__Task objective__
Copy out the entries in full and with complete accuracy; pictures are excluded.

· · · · ·

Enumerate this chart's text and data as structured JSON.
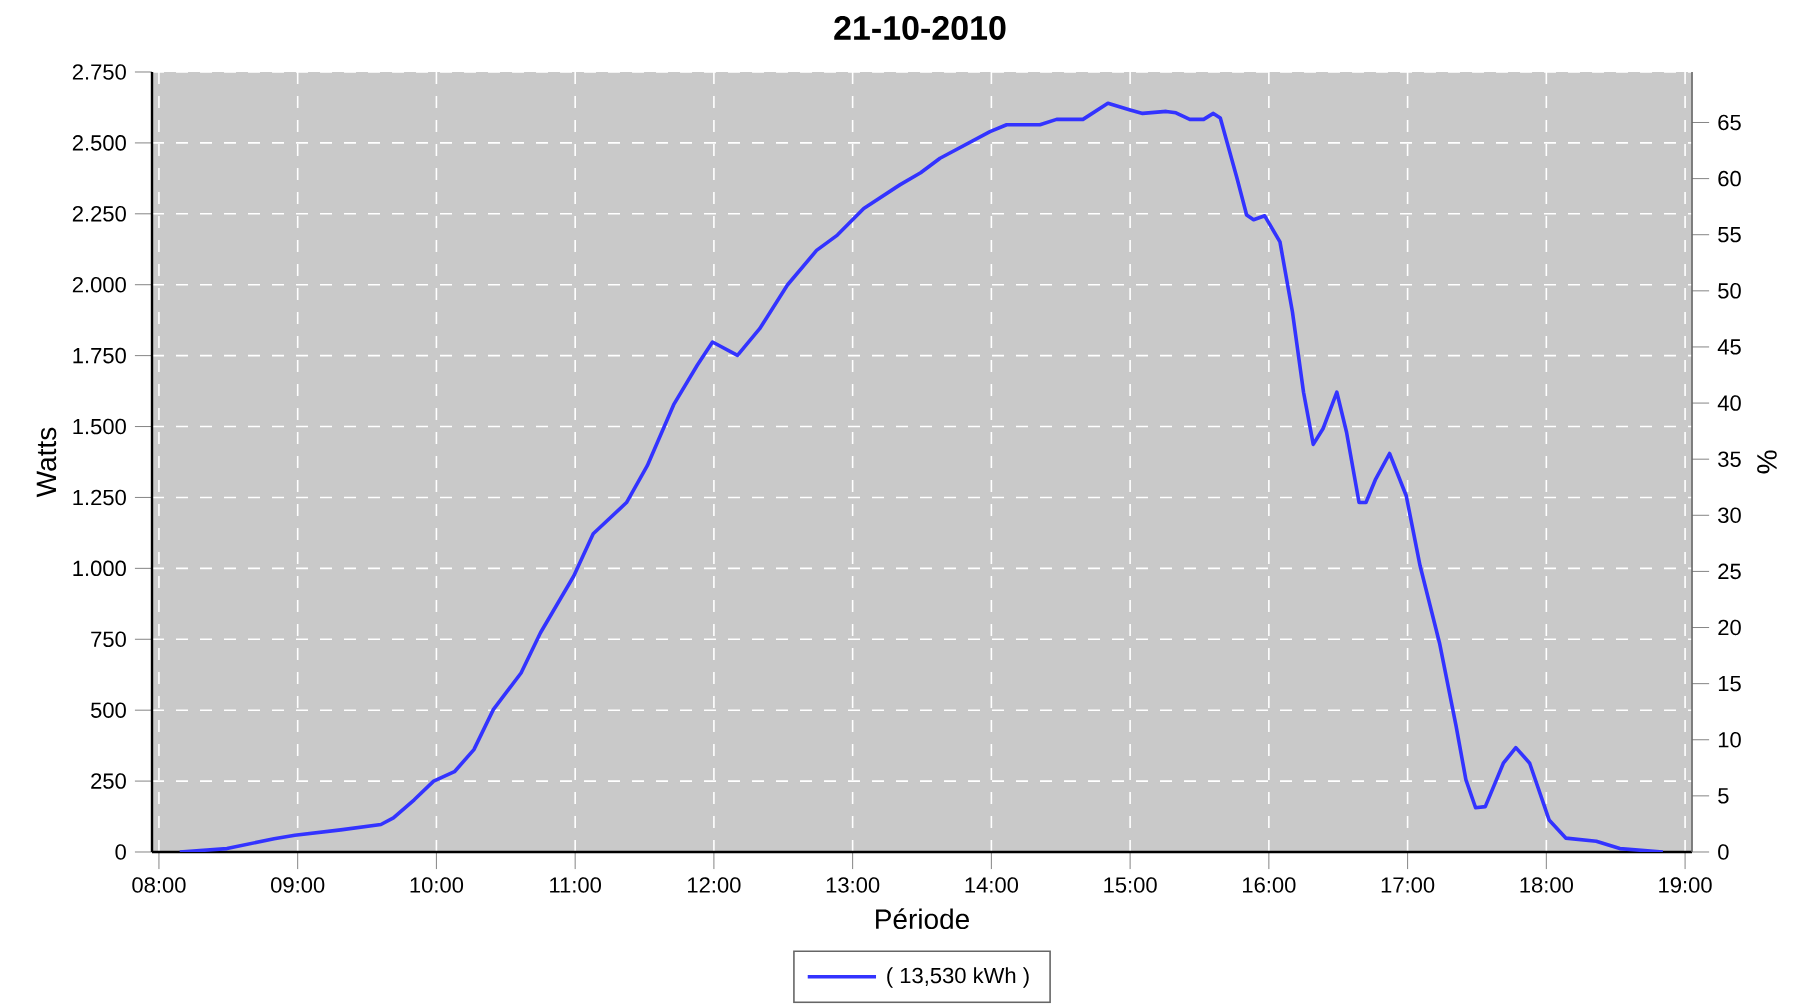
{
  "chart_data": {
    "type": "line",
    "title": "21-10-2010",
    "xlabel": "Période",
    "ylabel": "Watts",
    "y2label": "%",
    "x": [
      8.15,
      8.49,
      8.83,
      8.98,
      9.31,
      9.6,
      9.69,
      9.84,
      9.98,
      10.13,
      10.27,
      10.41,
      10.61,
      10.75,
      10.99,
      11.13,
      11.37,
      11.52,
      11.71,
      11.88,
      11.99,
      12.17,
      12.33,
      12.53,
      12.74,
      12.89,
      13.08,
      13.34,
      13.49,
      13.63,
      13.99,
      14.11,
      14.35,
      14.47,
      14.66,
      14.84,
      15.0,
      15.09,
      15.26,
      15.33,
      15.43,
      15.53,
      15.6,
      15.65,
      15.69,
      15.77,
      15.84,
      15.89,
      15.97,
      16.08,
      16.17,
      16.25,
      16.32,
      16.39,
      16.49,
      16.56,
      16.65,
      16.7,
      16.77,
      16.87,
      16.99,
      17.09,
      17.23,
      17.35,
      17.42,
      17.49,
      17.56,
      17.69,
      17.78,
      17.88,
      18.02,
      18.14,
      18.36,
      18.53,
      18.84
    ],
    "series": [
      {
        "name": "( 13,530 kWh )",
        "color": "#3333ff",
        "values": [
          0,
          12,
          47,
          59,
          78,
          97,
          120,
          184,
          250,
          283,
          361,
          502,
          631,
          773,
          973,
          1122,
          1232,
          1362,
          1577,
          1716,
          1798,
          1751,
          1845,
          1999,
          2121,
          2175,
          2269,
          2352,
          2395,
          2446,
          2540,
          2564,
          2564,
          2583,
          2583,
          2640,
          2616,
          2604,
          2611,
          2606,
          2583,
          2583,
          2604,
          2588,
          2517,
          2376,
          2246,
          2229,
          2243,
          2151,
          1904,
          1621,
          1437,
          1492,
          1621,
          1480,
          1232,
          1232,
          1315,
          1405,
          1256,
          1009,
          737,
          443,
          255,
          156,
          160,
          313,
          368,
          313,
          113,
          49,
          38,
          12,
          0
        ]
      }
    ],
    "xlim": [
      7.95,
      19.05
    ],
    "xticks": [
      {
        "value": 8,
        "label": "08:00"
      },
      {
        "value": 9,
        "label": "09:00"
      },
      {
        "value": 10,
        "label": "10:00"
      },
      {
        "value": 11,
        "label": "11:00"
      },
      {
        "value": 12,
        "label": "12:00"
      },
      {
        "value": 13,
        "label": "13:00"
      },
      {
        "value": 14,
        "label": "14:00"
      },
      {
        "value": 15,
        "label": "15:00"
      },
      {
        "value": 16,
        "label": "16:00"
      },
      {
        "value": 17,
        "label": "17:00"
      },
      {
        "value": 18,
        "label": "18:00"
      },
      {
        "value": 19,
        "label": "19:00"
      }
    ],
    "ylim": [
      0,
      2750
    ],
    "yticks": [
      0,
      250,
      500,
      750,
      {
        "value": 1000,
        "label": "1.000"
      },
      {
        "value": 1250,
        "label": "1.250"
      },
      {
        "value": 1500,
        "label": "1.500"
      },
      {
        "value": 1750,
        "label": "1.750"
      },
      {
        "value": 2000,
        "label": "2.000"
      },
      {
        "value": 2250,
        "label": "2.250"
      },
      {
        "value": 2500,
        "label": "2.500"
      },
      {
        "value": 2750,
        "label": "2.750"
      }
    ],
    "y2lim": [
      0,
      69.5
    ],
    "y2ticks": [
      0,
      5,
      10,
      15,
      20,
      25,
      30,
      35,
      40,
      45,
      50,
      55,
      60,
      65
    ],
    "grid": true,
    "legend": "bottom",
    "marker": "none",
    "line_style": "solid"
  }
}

· · · · ·

__Full solution__
Enumerate this chart's text and data as structured JSON.
{
  "chart_data": {
    "type": "line",
    "title": "21-10-2010",
    "xlabel": "Période",
    "ylabel": "Watts",
    "y2label": "%",
    "x": [
      8.15,
      8.49,
      8.83,
      8.98,
      9.31,
      9.6,
      9.69,
      9.84,
      9.98,
      10.13,
      10.27,
      10.41,
      10.61,
      10.75,
      10.99,
      11.13,
      11.37,
      11.52,
      11.71,
      11.88,
      11.99,
      12.17,
      12.33,
      12.53,
      12.74,
      12.89,
      13.08,
      13.34,
      13.49,
      13.63,
      13.99,
      14.11,
      14.35,
      14.47,
      14.66,
      14.84,
      15.0,
      15.09,
      15.26,
      15.33,
      15.43,
      15.53,
      15.6,
      15.65,
      15.69,
      15.77,
      15.84,
      15.89,
      15.97,
      16.08,
      16.17,
      16.25,
      16.32,
      16.39,
      16.49,
      16.56,
      16.65,
      16.7,
      16.77,
      16.87,
      16.99,
      17.09,
      17.23,
      17.35,
      17.42,
      17.49,
      17.56,
      17.69,
      17.78,
      17.88,
      18.02,
      18.14,
      18.36,
      18.53,
      18.84
    ],
    "series": [
      {
        "name": "( 13,530 kWh )",
        "color": "#3333ff",
        "values": [
          0,
          12,
          47,
          59,
          78,
          97,
          120,
          184,
          250,
          283,
          361,
          502,
          631,
          773,
          973,
          1122,
          1232,
          1362,
          1577,
          1716,
          1798,
          1751,
          1845,
          1999,
          2121,
          2175,
          2269,
          2352,
          2395,
          2446,
          2540,
          2564,
          2564,
          2583,
          2583,
          2640,
          2616,
          2604,
          2611,
          2606,
          2583,
          2583,
          2604,
          2588,
          2517,
          2376,
          2246,
          2229,
          2243,
          2151,
          1904,
          1621,
          1437,
          1492,
          1621,
          1480,
          1232,
          1232,
          1315,
          1405,
          1256,
          1009,
          737,
          443,
          255,
          156,
          160,
          313,
          368,
          313,
          113,
          49,
          38,
          12,
          0
        ]
      }
    ],
    "xlim": [
      7.95,
      19.05
    ],
    "xticks": [
      {
        "value": 8,
        "label": "08:00"
      },
      {
        "value": 9,
        "label": "09:00"
      },
      {
        "value": 10,
        "label": "10:00"
      },
      {
        "value": 11,
        "label": "11:00"
      },
      {
        "value": 12,
        "label": "12:00"
      },
      {
        "value": 13,
        "label": "13:00"
      },
      {
        "value": 14,
        "label": "14:00"
      },
      {
        "value": 15,
        "label": "15:00"
      },
      {
        "value": 16,
        "label": "16:00"
      },
      {
        "value": 17,
        "label": "17:00"
      },
      {
        "value": 18,
        "label": "18:00"
      },
      {
        "value": 19,
        "label": "19:00"
      }
    ],
    "ylim": [
      0,
      2750
    ],
    "yticks": [
      0,
      250,
      500,
      750,
      {
        "value": 1000,
        "label": "1.000"
      },
      {
        "value": 1250,
        "label": "1.250"
      },
      {
        "value": 1500,
        "label": "1.500"
      },
      {
        "value": 1750,
        "label": "1.750"
      },
      {
        "value": 2000,
        "label": "2.000"
      },
      {
        "value": 2250,
        "label": "2.250"
      },
      {
        "value": 2500,
        "label": "2.500"
      },
      {
        "value": 2750,
        "label": "2.750"
      }
    ],
    "y2lim": [
      0,
      69.5
    ],
    "y2ticks": [
      0,
      5,
      10,
      15,
      20,
      25,
      30,
      35,
      40,
      45,
      50,
      55,
      60,
      65
    ],
    "grid": true,
    "legend": "bottom",
    "marker": "none",
    "line_style": "solid"
  }
}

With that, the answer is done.